## WHAT IS REQUIRED
Can you pull out each line of the data below that includes the word "this"?

Part of a data file
------------------------------------------------

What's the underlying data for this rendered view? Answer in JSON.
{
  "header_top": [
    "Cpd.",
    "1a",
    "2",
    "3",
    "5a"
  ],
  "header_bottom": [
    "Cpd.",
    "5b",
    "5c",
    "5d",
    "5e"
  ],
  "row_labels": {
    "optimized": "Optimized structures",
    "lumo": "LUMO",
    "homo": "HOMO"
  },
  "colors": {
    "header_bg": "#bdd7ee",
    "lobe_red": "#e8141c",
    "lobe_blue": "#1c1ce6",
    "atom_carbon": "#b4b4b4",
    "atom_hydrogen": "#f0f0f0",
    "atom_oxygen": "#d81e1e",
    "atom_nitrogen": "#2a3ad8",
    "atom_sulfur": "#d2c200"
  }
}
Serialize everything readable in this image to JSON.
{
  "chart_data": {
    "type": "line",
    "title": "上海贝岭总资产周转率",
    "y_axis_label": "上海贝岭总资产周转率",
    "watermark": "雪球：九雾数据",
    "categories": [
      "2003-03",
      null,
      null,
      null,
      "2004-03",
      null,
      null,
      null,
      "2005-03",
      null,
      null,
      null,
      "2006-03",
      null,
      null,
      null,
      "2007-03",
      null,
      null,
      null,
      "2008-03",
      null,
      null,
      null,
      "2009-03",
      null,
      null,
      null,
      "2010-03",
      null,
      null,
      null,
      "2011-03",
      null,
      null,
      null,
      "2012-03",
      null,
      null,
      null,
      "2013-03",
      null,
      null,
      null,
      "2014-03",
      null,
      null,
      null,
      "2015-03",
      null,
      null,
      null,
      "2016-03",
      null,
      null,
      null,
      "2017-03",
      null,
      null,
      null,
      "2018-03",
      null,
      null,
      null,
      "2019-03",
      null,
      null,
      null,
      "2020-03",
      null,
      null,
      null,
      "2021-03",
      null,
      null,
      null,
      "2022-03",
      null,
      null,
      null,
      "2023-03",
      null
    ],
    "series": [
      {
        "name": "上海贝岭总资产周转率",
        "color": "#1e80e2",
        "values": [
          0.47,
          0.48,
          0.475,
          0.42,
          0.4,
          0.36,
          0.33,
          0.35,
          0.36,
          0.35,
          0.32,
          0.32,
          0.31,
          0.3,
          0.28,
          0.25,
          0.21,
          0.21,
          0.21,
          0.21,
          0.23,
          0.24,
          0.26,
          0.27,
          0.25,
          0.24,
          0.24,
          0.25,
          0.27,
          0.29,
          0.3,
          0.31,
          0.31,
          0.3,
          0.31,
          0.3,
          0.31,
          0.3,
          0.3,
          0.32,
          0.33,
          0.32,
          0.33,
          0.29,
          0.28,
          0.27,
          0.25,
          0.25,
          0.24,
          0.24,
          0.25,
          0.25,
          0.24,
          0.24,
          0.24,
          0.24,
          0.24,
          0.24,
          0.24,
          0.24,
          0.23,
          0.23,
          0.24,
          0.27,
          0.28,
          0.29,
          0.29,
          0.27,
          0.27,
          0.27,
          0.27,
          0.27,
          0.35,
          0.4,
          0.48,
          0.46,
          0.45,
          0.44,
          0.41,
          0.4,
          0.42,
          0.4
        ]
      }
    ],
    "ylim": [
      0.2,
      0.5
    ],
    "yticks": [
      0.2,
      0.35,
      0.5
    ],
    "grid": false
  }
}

------------------------------------------------

## ANSWER BELOW
What's the underlying data for this rendered view? Answer in JSON.
Serialize everything readable in this image to JSON.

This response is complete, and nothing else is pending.